• WORK TO BE COMPLETED:
Reproduce the data below in full and exclude every picture.

• Collected data entries:
## begin

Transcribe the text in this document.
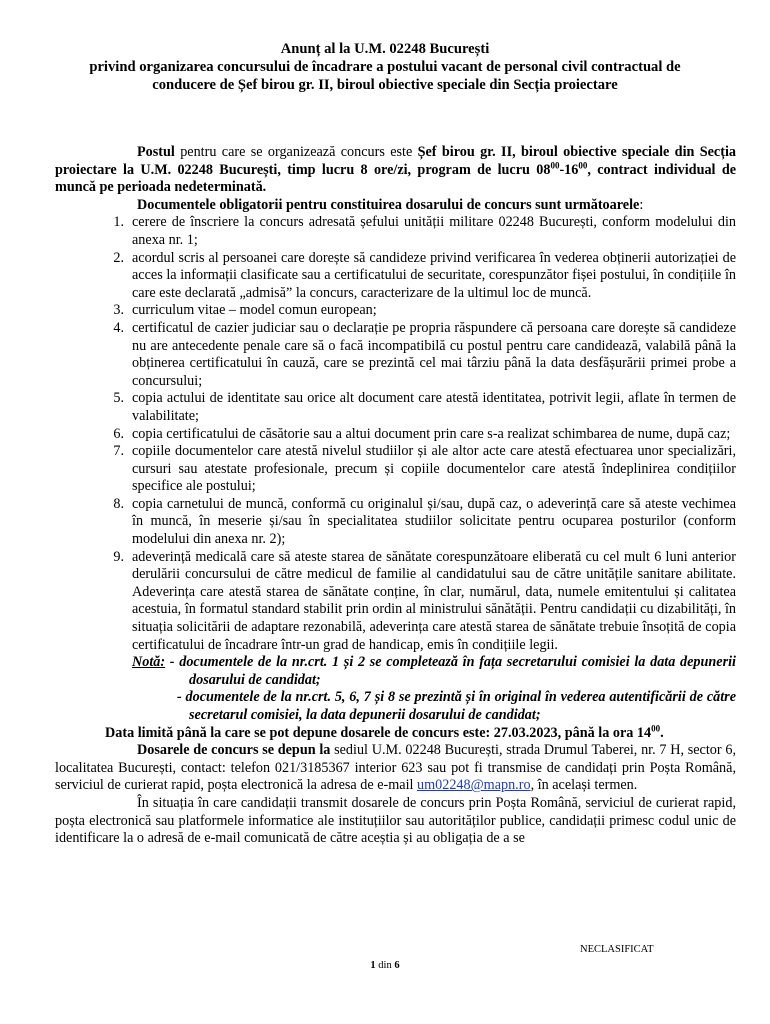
Anunț al la U.M. 02248 București
privind organizarea concursului de încadrare a postului vacant de personal civil contractual de
conducere de Șef birou gr. II, biroul obiective speciale din Secția proiectare

Postul pentru care se organizează concurs este Șef birou gr. II, biroul obiective speciale din Secția proiectare la U.M. 02248 București, timp lucru 8 ore/zi, program de lucru $08^{00}-16^{00}$, contract individual de muncă pe perioada nedeterminată.

Documentele obligatorii pentru constituirea dosarului de concurs sunt următoarele:

1. cerere de înscriere la concurs adresată șefului unității militare 02248 București, conform modelului din anexa nr. 1;
2. acordul scris al persoanei care dorește să candideze privind verificarea în vederea obținerii autorizației de acces la informații clasificate sau a certificatului de securitate, corespunzător fișei postului, în condițiile în care este declarată „admisă” la concurs, caracterizare de la ultimul loc de muncă.
3. curriculum vitae – model comun european;
4. certificatul de cazier judiciar sau o declarație pe propria răspundere că persoana care dorește să candideze nu are antecedente penale care să o facă incompatibilă cu postul pentru care candidează, valabilă până la obținerea certificatului în cauză, care se prezintă cel mai târziu până la data desfășurării primei probe a concursului;
5. copia actului de identitate sau orice alt document care atestă identitatea, potrivit legii, aflate în termen de valabilitate;
6. copia certificatului de căsătorie sau a altui document prin care s-a realizat schimbarea de nume, după caz;
7. copiile documentelor care atestă nivelul studiilor și ale altor acte care atestă efectuarea unor specializări, cursuri sau atestate profesionale, precum și copiile documentelor care atestă îndeplinirea condițiilor specifice ale postului;
8. copia carnetului de muncă, conformă cu originalul și/sau, după caz, o adeverință care să ateste vechimea în muncă, în meserie și/sau în specialitatea studiilor solicitate pentru ocuparea posturilor (conform modelului din anexa nr. 2);
9. adeverință medicală care să ateste starea de sănătate corespunzătoare eliberată cu cel mult 6 luni anterior derulării concursului de către medicul de familie al candidatului sau de către unitățile sanitare abilitate. Adeverința care atestă starea de sănătate conține, în clar, numărul, data, numele emitentului și calitatea acestuia, în formatul standard stabilit prin ordin al ministrului sănătății. Pentru candidații cu dizabilități, în situația solicitării de adaptare rezonabilă, adeverința care atestă starea de sănătate trebuie însoțită de copia certificatului de încadrare într-un grad de handicap, emis în condițiile legii.
Notă: - documentele de la nr.crt. 1 și 2 se completează în fața secretarului comisiei la data depunerii dosarului de candidat;
- documentele de la nr.crt. 5, 6, 7 și 8 se prezintă și în original în vederea autentificării de către secretarul comisiei, la data depunerii dosarului de candidat;

Data limită până la care se pot depune dosarele de concurs este: 27.03.2023, până la ora $14^{00}$.

Dosarele de concurs se depun la sediul U.M. 02248 București, strada Drumul Taberei, nr. 7 H, sector 6, localitatea București, contact: telefon 021/3185367 interior 623 sau pot fi transmise de candidați prin Poșta Română, serviciul de curierat rapid, poșta electronică la adresa de e-mail um02248@mapn.ro, în același termen.

În situația în care candidații transmit dosarele de concurs prin Poșta Română, serviciul de curierat rapid, poșta electronică sau platformele informatice ale instituțiilor sau autorităților publice, candidații primesc codul unic de identificare la o adresă de e-mail comunicată de către aceștia și au obligația de a se

NECLASIFICAT
1 din 6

## end

• EXERCISE SOLUTION:
Transcribe the text in this document.
Anunț al la U.M. 02248 București
privind organizarea concursului de încadrare a postului vacant de personal civil contractual de
conducere de Șef birou gr. II, biroul obiective speciale din Secția proiectare

Postul pentru care se organizează concurs este Șef birou gr. II, biroul obiective speciale din Secția proiectare la U.M. 02248 București, timp lucru 8 ore/zi, program de lucru $08^{00}-16^{00}$, contract individual de muncă pe perioada nedeterminată.

Documentele obligatorii pentru constituirea dosarului de concurs sunt următoarele:

1. cerere de înscriere la concurs adresată șefului unității militare 02248 București, conform modelului din anexa nr. 1;
2. acordul scris al persoanei care dorește să candideze privind verificarea în vederea obținerii autorizației de acces la informații clasificate sau a certificatului de securitate, corespunzător fișei postului, în condițiile în care este declarată „admisă” la concurs, caracterizare de la ultimul loc de muncă.
3. curriculum vitae – model comun european;
4. certificatul de cazier judiciar sau o declarație pe propria răspundere că persoana care dorește să candideze nu are antecedente penale care să o facă incompatibilă cu postul pentru care candidează, valabilă până la obținerea certificatului în cauză, care se prezintă cel mai târziu până la data desfășurării primei probe a concursului;
5. copia actului de identitate sau orice alt document care atestă identitatea, potrivit legii, aflate în termen de valabilitate;
6. copia certificatului de căsătorie sau a altui document prin care s-a realizat schimbarea de nume, după caz;
7. copiile documentelor care atestă nivelul studiilor și ale altor acte care atestă efectuarea unor specializări, cursuri sau atestate profesionale, precum și copiile documentelor care atestă îndeplinirea condițiilor specifice ale postului;
8. copia carnetului de muncă, conformă cu originalul și/sau, după caz, o adeverință care să ateste vechimea în muncă, în meserie și/sau în specialitatea studiilor solicitate pentru ocuparea posturilor (conform modelului din anexa nr. 2);
9. adeverință medicală care să ateste starea de sănătate corespunzătoare eliberată cu cel mult 6 luni anterior derulării concursului de către medicul de familie al candidatului sau de către unitățile sanitare abilitate. Adeverința care atestă starea de sănătate conține, în clar, numărul, data, numele emitentului și calitatea acestuia, în formatul standard stabilit prin ordin al ministrului sănătății. Pentru candidații cu dizabilități, în situația solicitării de adaptare rezonabilă, adeverința care atestă starea de sănătate trebuie însoțită de copia certificatului de încadrare într-un grad de handicap, emis în condițiile legii.
Notă: - documentele de la nr.crt. 1 și 2 se completează în fața secretarului comisiei la data depunerii dosarului de candidat;
- documentele de la nr.crt. 5, 6, 7 și 8 se prezintă și în original în vederea autentificării de către secretarul comisiei, la data depunerii dosarului de candidat;

Data limită până la care se pot depune dosarele de concurs este: 27.03.2023, până la ora $14^{00}$.

Dosarele de concurs se depun la sediul U.M. 02248 București, strada Drumul Taberei, nr. 7 H, sector 6, localitatea București, contact: telefon 021/3185367 interior 623 sau pot fi transmise de candidați prin Poșta Română, serviciul de curierat rapid, poșta electronică la adresa de e-mail um02248@mapn.ro, în același termen.

În situația în care candidații transmit dosarele de concurs prin Poșta Română, serviciul de curierat rapid, poșta electronică sau platformele informatice ale instituțiilor sau autorităților publice, candidații primesc codul unic de identificare la o adresă de e-mail comunicată de către aceștia și au obligația de a se

NECLASIFICAT
1 din 6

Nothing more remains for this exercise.